Leave out every picture, then transcribe the rest of the listing exactly.

Start of RECORD LIST

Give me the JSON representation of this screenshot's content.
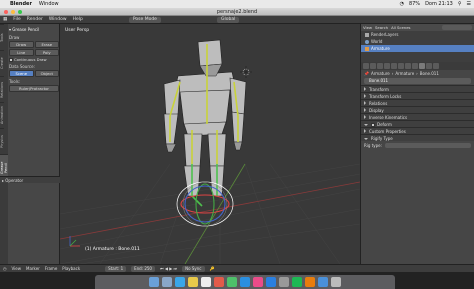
{
  "menubar": {
    "app": "Blender",
    "items": [
      "Window"
    ],
    "battery": "87%",
    "clock": "Dom 21:13"
  },
  "window_title": "persnaje2.blend",
  "infobar": {
    "items": [
      "File",
      "Render",
      "Window",
      "Help"
    ],
    "mode": "Pose Mode",
    "orientation": "Global"
  },
  "toolshelf": {
    "tabs": [
      "Tools",
      "Create",
      "Relations",
      "Animation",
      "Physics",
      "Grease Pencil"
    ],
    "section": "Grease Pencil",
    "draw_label": "Draw",
    "draw_buttons": [
      "Draw",
      "Erase"
    ],
    "line_buttons": [
      "Line",
      "Poly"
    ],
    "continuous_label": "Continuous Draw",
    "data_source_label": "Data Source:",
    "data_source_buttons": [
      "Scene",
      "Object"
    ],
    "tools_label": "Tools:",
    "ruler_label": "Ruler/Protractor",
    "operator_label": "Operator"
  },
  "viewport": {
    "label": "User Persp",
    "status": "(1) Armature : Bone.011"
  },
  "outliner": {
    "view_label": "View",
    "search_label": "Search",
    "scope": "All Scenes",
    "rows": [
      "RenderLayers",
      "World",
      "Armature"
    ]
  },
  "properties": {
    "path": [
      "Armature",
      "Armature",
      "Bone.011"
    ],
    "bone_name": "Bone.011",
    "panels": [
      {
        "label": "Transform",
        "open": false
      },
      {
        "label": "Transform Locks",
        "open": false
      },
      {
        "label": "Relations",
        "open": false
      },
      {
        "label": "Display",
        "open": false
      },
      {
        "label": "Inverse Kinematics",
        "open": false
      },
      {
        "label": "Deform",
        "open": true
      },
      {
        "label": "Custom Properties",
        "open": false
      },
      {
        "label": "Rigify Type",
        "open": true
      }
    ],
    "rig_type_label": "Rig type:"
  },
  "bottombar": {
    "items": [
      "View",
      "Marker",
      "Frame",
      "Playback"
    ],
    "start": "Start:",
    "start_val": "1",
    "end": "End:",
    "end_val": "250",
    "sync": "No Sync"
  },
  "colors": {
    "selection": "#5680c2",
    "viewport_bg": "#393939",
    "bone_yellow": "#c8d23a",
    "bone_green": "#4ec04e"
  }
}
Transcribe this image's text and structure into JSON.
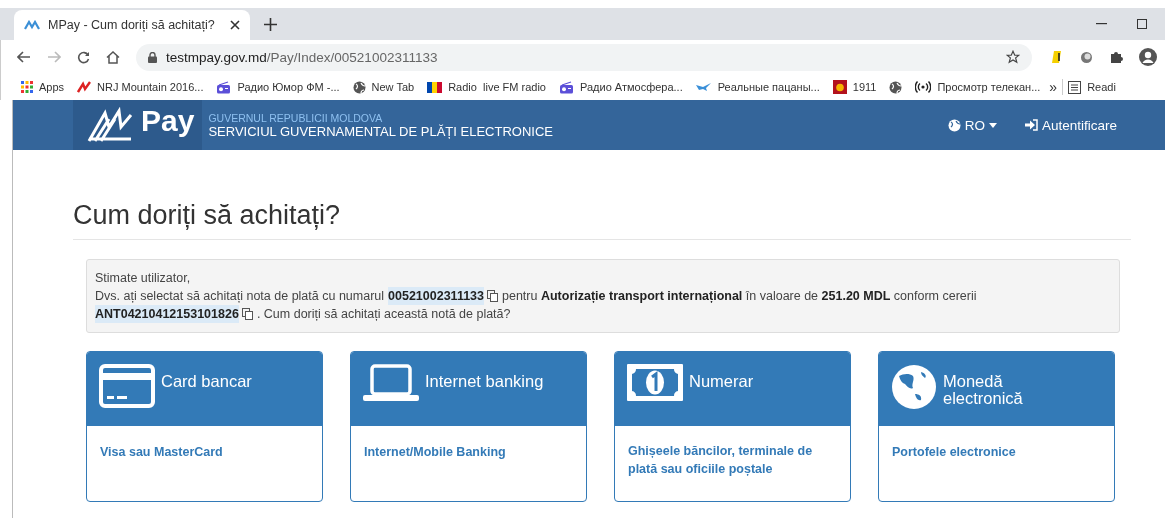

End of RECORD LIST

SOLVED PROBLEM -
Give me the JSON representation of this screenshot's content.
{
  "menubar": {
    "app": "Blender",
    "items": [
      "Window"
    ],
    "battery": "87%",
    "clock": "Dom 21:13"
  },
  "window_title": "persnaje2.blend",
  "infobar": {
    "items": [
      "File",
      "Render",
      "Window",
      "Help"
    ],
    "mode": "Pose Mode",
    "orientation": "Global"
  },
  "toolshelf": {
    "tabs": [
      "Tools",
      "Create",
      "Relations",
      "Animation",
      "Physics",
      "Grease Pencil"
    ],
    "section": "Grease Pencil",
    "draw_label": "Draw",
    "draw_buttons": [
      "Draw",
      "Erase"
    ],
    "line_buttons": [
      "Line",
      "Poly"
    ],
    "continuous_label": "Continuous Draw",
    "data_source_label": "Data Source:",
    "data_source_buttons": [
      "Scene",
      "Object"
    ],
    "tools_label": "Tools:",
    "ruler_label": "Ruler/Protractor",
    "operator_label": "Operator"
  },
  "viewport": {
    "label": "User Persp",
    "status": "(1) Armature : Bone.011"
  },
  "outliner": {
    "view_label": "View",
    "search_label": "Search",
    "scope": "All Scenes",
    "rows": [
      "RenderLayers",
      "World",
      "Armature"
    ]
  },
  "properties": {
    "path": [
      "Armature",
      "Armature",
      "Bone.011"
    ],
    "bone_name": "Bone.011",
    "panels": [
      {
        "label": "Transform",
        "open": false
      },
      {
        "label": "Transform Locks",
        "open": false
      },
      {
        "label": "Relations",
        "open": false
      },
      {
        "label": "Display",
        "open": false
      },
      {
        "label": "Inverse Kinematics",
        "open": false
      },
      {
        "label": "Deform",
        "open": true
      },
      {
        "label": "Custom Properties",
        "open": false
      },
      {
        "label": "Rigify Type",
        "open": true
      }
    ],
    "rig_type_label": "Rig type:"
  },
  "bottombar": {
    "items": [
      "View",
      "Marker",
      "Frame",
      "Playback"
    ],
    "start": "Start:",
    "start_val": "1",
    "end": "End:",
    "end_val": "250",
    "sync": "No Sync"
  },
  "colors": {
    "selection": "#5680c2",
    "viewport_bg": "#393939",
    "bone_yellow": "#c8d23a",
    "bone_green": "#4ec04e"
  }
}
Transcribe this image's text and structure into JSON.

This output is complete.